→ TASK PROMPT:
Retype each of the lines below character for character, leaving out the pictures.

Dataset entries
____
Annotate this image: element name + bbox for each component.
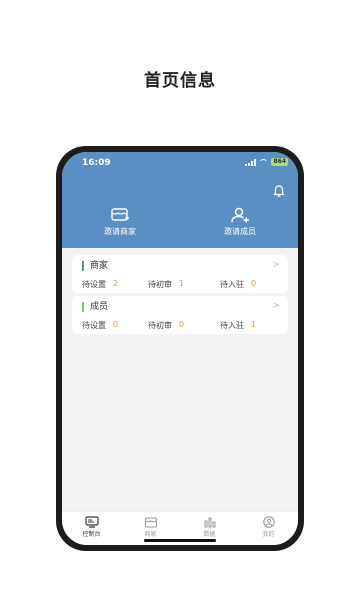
signal-icon <box>245 158 257 166</box>
tab-label: 控制台 <box>82 531 101 538</box>
chart-icon <box>204 517 215 528</box>
stat-value: 2 <box>113 279 119 288</box>
merchant-stats: 待设置 2 待初审 1 待入驻 0 <box>82 279 278 290</box>
home-indicator <box>144 539 216 542</box>
merchant-card[interactable]: 商家 > 待设置 2 待初审 1 待入驻 0 <box>72 255 288 293</box>
member-card-title: 成员 <box>82 302 108 312</box>
store-icon <box>144 517 157 528</box>
bell-icon[interactable] <box>272 184 286 198</box>
tab-label: 我的 <box>262 531 275 538</box>
stat-value: 1 <box>251 320 257 329</box>
stat-item[interactable]: 待初审 1 <box>140 279 206 290</box>
tab-console[interactable]: 控制台 <box>62 512 121 545</box>
invite-member-label: 邀请成员 <box>224 227 256 236</box>
console-icon <box>84 516 99 528</box>
chevron-right-icon: > <box>272 301 280 311</box>
stat-value: 0 <box>113 320 119 329</box>
merchant-card-title: 商家 <box>82 261 108 271</box>
stat-value: 0 <box>179 320 185 329</box>
invite-merchant-button[interactable]: 邀请商家 <box>75 206 165 237</box>
stat-item[interactable]: 待初审 0 <box>140 320 206 331</box>
invite-merchant-label: 邀请商家 <box>104 227 136 236</box>
stat-label: 待初审 <box>148 280 172 289</box>
stat-label: 待设置 <box>82 321 106 330</box>
stat-label: 待入驻 <box>220 280 244 289</box>
stat-label: 待入驻 <box>220 321 244 330</box>
wifi-icon <box>259 159 269 165</box>
status-indicators: 864 <box>245 158 288 166</box>
stat-value: 0 <box>251 279 257 288</box>
store-invite-icon <box>111 208 129 221</box>
invite-member-button[interactable]: 邀请成员 <box>195 206 285 237</box>
status-bar: 16:09 864 <box>62 152 298 172</box>
stat-item[interactable]: 待入驻 1 <box>206 320 278 331</box>
add-person-icon <box>231 207 249 223</box>
chevron-right-icon: > <box>272 260 280 270</box>
stat-item[interactable]: 待设置 2 <box>82 279 140 290</box>
tab-mine[interactable]: 我的 <box>239 512 298 545</box>
app-header: 16:09 864 邀请商家 邀请成员 <box>62 152 298 248</box>
tab-label: 商家 <box>144 531 157 538</box>
status-time: 16:09 <box>82 158 111 168</box>
battery-icon: 864 <box>271 158 288 166</box>
member-card[interactable]: 成员 > 待设置 0 待初审 0 待入驻 1 <box>72 296 288 334</box>
stat-label: 待初审 <box>148 321 172 330</box>
app-screen: 16:09 864 邀请商家 邀请成员 商家 > 待设置 2 待初审 1 待入驻… <box>62 152 298 545</box>
stat-label: 待设置 <box>82 280 106 289</box>
stat-value: 1 <box>179 279 185 288</box>
page-title: 首页信息 <box>144 71 216 91</box>
stat-item[interactable]: 待入驻 0 <box>206 279 278 290</box>
member-stats: 待设置 0 待初审 0 待入驻 1 <box>82 320 278 331</box>
stat-item[interactable]: 待设置 0 <box>82 320 140 331</box>
profile-icon <box>262 516 275 528</box>
phone-frame: 16:09 864 邀请商家 邀请成员 商家 > 待设置 2 待初审 1 待入驻… <box>56 146 304 551</box>
tab-label: 数据 <box>203 531 216 538</box>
____
→ COMPLETE OUTPUT:
Annotate this image: element name + bbox for each component.
signal-icon <box>245 158 257 166</box>
tab-label: 控制台 <box>82 531 101 538</box>
chart-icon <box>204 517 215 528</box>
stat-value: 2 <box>113 279 119 288</box>
merchant-stats: 待设置 2 待初审 1 待入驻 0 <box>82 279 278 290</box>
home-indicator <box>144 539 216 542</box>
merchant-card[interactable]: 商家 > 待设置 2 待初审 1 待入驻 0 <box>72 255 288 293</box>
member-card-title: 成员 <box>82 302 108 312</box>
store-icon <box>144 517 157 528</box>
bell-icon[interactable] <box>272 184 286 198</box>
tab-label: 我的 <box>262 531 275 538</box>
stat-value: 1 <box>251 320 257 329</box>
stat-item[interactable]: 待初审 1 <box>140 279 206 290</box>
tab-console[interactable]: 控制台 <box>62 512 121 545</box>
invite-member-label: 邀请成员 <box>224 227 256 236</box>
console-icon <box>84 516 99 528</box>
chevron-right-icon: > <box>272 301 280 311</box>
stat-value: 0 <box>113 320 119 329</box>
merchant-card-title: 商家 <box>82 261 108 271</box>
stat-value: 0 <box>179 320 185 329</box>
invite-merchant-button[interactable]: 邀请商家 <box>75 206 165 237</box>
stat-item[interactable]: 待初审 0 <box>140 320 206 331</box>
invite-merchant-label: 邀请商家 <box>104 227 136 236</box>
stat-label: 待初审 <box>148 280 172 289</box>
stat-label: 待设置 <box>82 321 106 330</box>
stat-label: 待入驻 <box>220 280 244 289</box>
stat-label: 待入驻 <box>220 321 244 330</box>
wifi-icon <box>259 159 269 165</box>
status-indicators: 864 <box>245 158 288 166</box>
stat-value: 0 <box>251 279 257 288</box>
store-invite-icon <box>111 208 129 221</box>
invite-member-button[interactable]: 邀请成员 <box>195 206 285 237</box>
status-bar: 16:09 864 <box>62 152 298 172</box>
stat-item[interactable]: 待入驻 1 <box>206 320 278 331</box>
add-person-icon <box>231 207 249 223</box>
chevron-right-icon: > <box>272 260 280 270</box>
stat-item[interactable]: 待设置 2 <box>82 279 140 290</box>
tab-mine[interactable]: 我的 <box>239 512 298 545</box>
app-header: 16:09 864 邀请商家 邀请成员 <box>62 152 298 248</box>
tab-label: 商家 <box>144 531 157 538</box>
status-time: 16:09 <box>82 158 111 168</box>
battery-icon: 864 <box>271 158 288 166</box>
member-card[interactable]: 成员 > 待设置 0 待初审 0 待入驻 1 <box>72 296 288 334</box>
stat-label: 待初审 <box>148 321 172 330</box>
app-screen: 16:09 864 邀请商家 邀请成员 商家 > 待设置 2 待初审 1 待入驻… <box>62 152 298 545</box>
stat-label: 待设置 <box>82 280 106 289</box>
stat-value: 1 <box>179 279 185 288</box>
page-title: 首页信息 <box>144 71 216 91</box>
stat-item[interactable]: 待入驻 0 <box>206 279 278 290</box>
member-stats: 待设置 0 待初审 0 待入驻 1 <box>82 320 278 331</box>
stat-item[interactable]: 待设置 0 <box>82 320 140 331</box>
profile-icon <box>262 516 275 528</box>
phone-frame: 16:09 864 邀请商家 邀请成员 商家 > 待设置 2 待初审 1 待入驻… <box>56 146 304 551</box>
tab-label: 数据 <box>203 531 216 538</box>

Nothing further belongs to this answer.